> _Task to carry out_:
Select every line below containing the word "icon".
##########
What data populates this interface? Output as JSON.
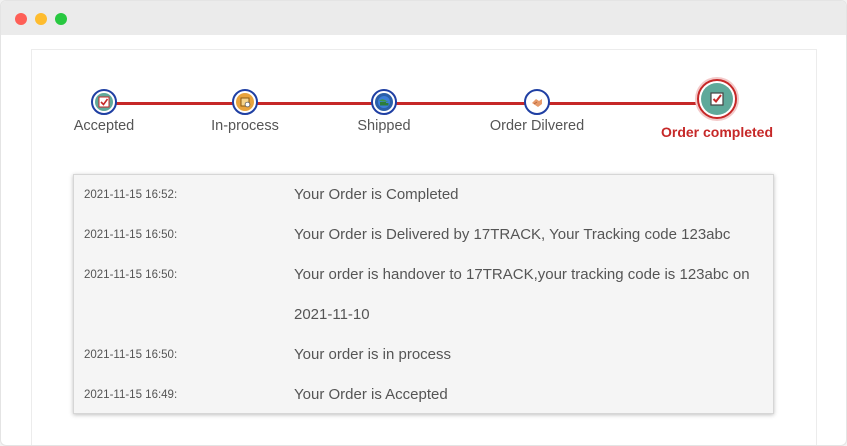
{
  "window": {
    "controls": [
      "close",
      "minimize",
      "maximize"
    ]
  },
  "steps": [
    {
      "label": "Accepted",
      "icon": "checkbox-icon",
      "color": "#5fa99a"
    },
    {
      "label": "In-process",
      "icon": "package-icon",
      "color": "#e8a33c"
    },
    {
      "label": "Shipped",
      "icon": "globe-truck-icon",
      "color": "#2d7d3a"
    },
    {
      "label": "Order Dilvered",
      "icon": "handshake-icon",
      "color": "#e69a6a"
    },
    {
      "label": "Order completed",
      "icon": "checkbox-icon",
      "color": "#c62828",
      "active": true
    }
  ],
  "log": [
    {
      "time": "2021-11-15 16:52:",
      "message": "Your Order is Completed"
    },
    {
      "time": "2021-11-15 16:50:",
      "message": "Your Order is Delivered by 17TRACK, Your Tracking code 123abc"
    },
    {
      "time": "2021-11-15 16:50:",
      "message": "Your order is handover to 17TRACK,your tracking code is 123abc on",
      "message_cont": "2021-11-10"
    },
    {
      "time": "2021-11-15 16:50:",
      "message": "Your order is in process"
    },
    {
      "time": "2021-11-15 16:49:",
      "message": "Your Order is Accepted"
    }
  ],
  "colors": {
    "accent": "#c62828",
    "stepBorder": "#1f3fa3"
  }
}
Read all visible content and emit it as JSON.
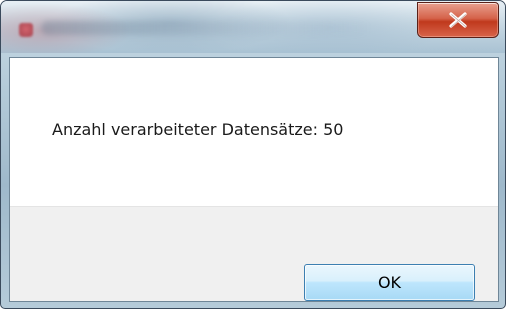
{
  "dialog": {
    "message": "Anzahl verarbeiteter Datensätze: 50",
    "ok_label": "OK",
    "close_icon": "close-x-icon",
    "accent": "#c0391d",
    "button_border": "#3c7fb1"
  }
}
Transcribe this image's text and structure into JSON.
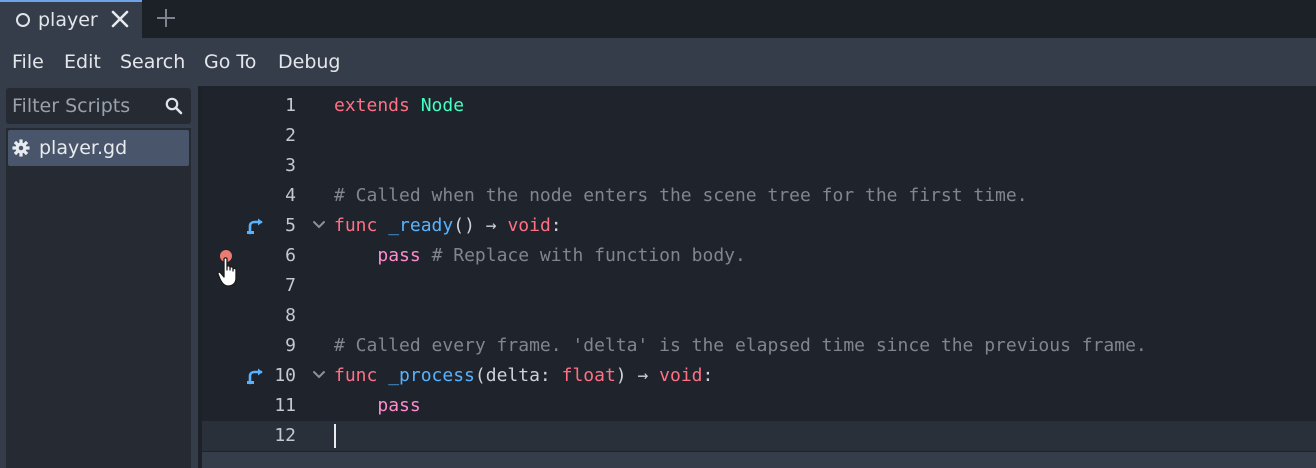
{
  "tab": {
    "label": "player"
  },
  "menu": [
    "File",
    "Edit",
    "Search",
    "Go To",
    "Debug"
  ],
  "sidebar": {
    "filter_placeholder": "Filter Scripts",
    "scripts": [
      "player.gd"
    ]
  },
  "editor": {
    "lines": [
      {
        "num": "1",
        "parts": [
          {
            "t": "extends",
            "c": "kw"
          },
          {
            "t": " ",
            "c": "plain"
          },
          {
            "t": "Node",
            "c": "type"
          }
        ]
      },
      {
        "num": "2",
        "parts": []
      },
      {
        "num": "3",
        "parts": []
      },
      {
        "num": "4",
        "parts": [
          {
            "t": "# Called when the node enters the scene tree for the first time.",
            "c": "cmt"
          }
        ]
      },
      {
        "num": "5",
        "override": true,
        "fold": true,
        "parts": [
          {
            "t": "func",
            "c": "kw"
          },
          {
            "t": " ",
            "c": "plain"
          },
          {
            "t": "_ready",
            "c": "fn"
          },
          {
            "t": "() ",
            "c": "plain"
          },
          {
            "t": "→",
            "c": "plain"
          },
          {
            "t": " ",
            "c": "plain"
          },
          {
            "t": "void",
            "c": "kw"
          },
          {
            "t": ":",
            "c": "plain"
          }
        ]
      },
      {
        "num": "6",
        "breakpoint": true,
        "parts": [
          {
            "t": "    ",
            "c": "plain"
          },
          {
            "t": "pass",
            "c": "pass"
          },
          {
            "t": " ",
            "c": "plain"
          },
          {
            "t": "# Replace with function body.",
            "c": "cmt"
          }
        ]
      },
      {
        "num": "7",
        "parts": []
      },
      {
        "num": "8",
        "parts": []
      },
      {
        "num": "9",
        "parts": [
          {
            "t": "# Called every frame. 'delta' is the elapsed time since the previous frame.",
            "c": "cmt"
          }
        ]
      },
      {
        "num": "10",
        "override": true,
        "fold": true,
        "parts": [
          {
            "t": "func",
            "c": "kw"
          },
          {
            "t": " ",
            "c": "plain"
          },
          {
            "t": "_process",
            "c": "fn"
          },
          {
            "t": "(delta: ",
            "c": "plain"
          },
          {
            "t": "float",
            "c": "kw"
          },
          {
            "t": ") ",
            "c": "plain"
          },
          {
            "t": "→",
            "c": "plain"
          },
          {
            "t": " ",
            "c": "plain"
          },
          {
            "t": "void",
            "c": "kw"
          },
          {
            "t": ":",
            "c": "plain"
          }
        ]
      },
      {
        "num": "11",
        "parts": [
          {
            "t": "    ",
            "c": "plain"
          },
          {
            "t": "pass",
            "c": "pass"
          }
        ]
      },
      {
        "num": "12",
        "current": true,
        "caret": true,
        "parts": []
      }
    ]
  },
  "colors": {
    "accent": "#6ea3e8",
    "keyword": "#ff7085",
    "type": "#42ffc2",
    "function": "#57b3ff",
    "comment": "#80868f",
    "breakpoint": "#ec7b72"
  }
}
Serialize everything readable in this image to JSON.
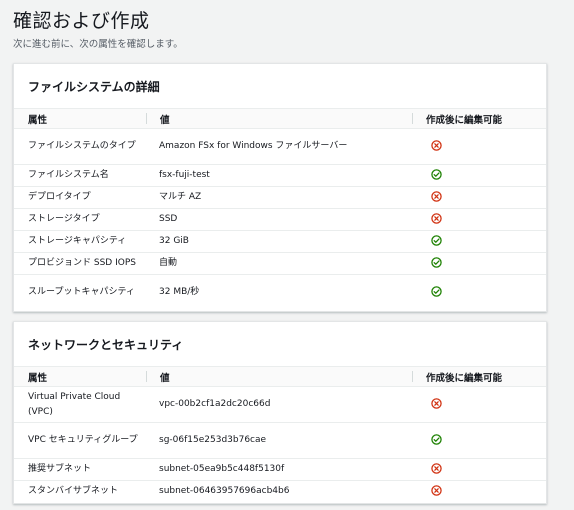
##########
> _Exercise output_:
      "icon": "checkbox-icon",
      "icon": "package-icon",
      "icon": "globe-truck-icon",
      "icon": "handshake-icon",
      "icon": "checkbox-icon",
    "close_icon": "close-x-icon",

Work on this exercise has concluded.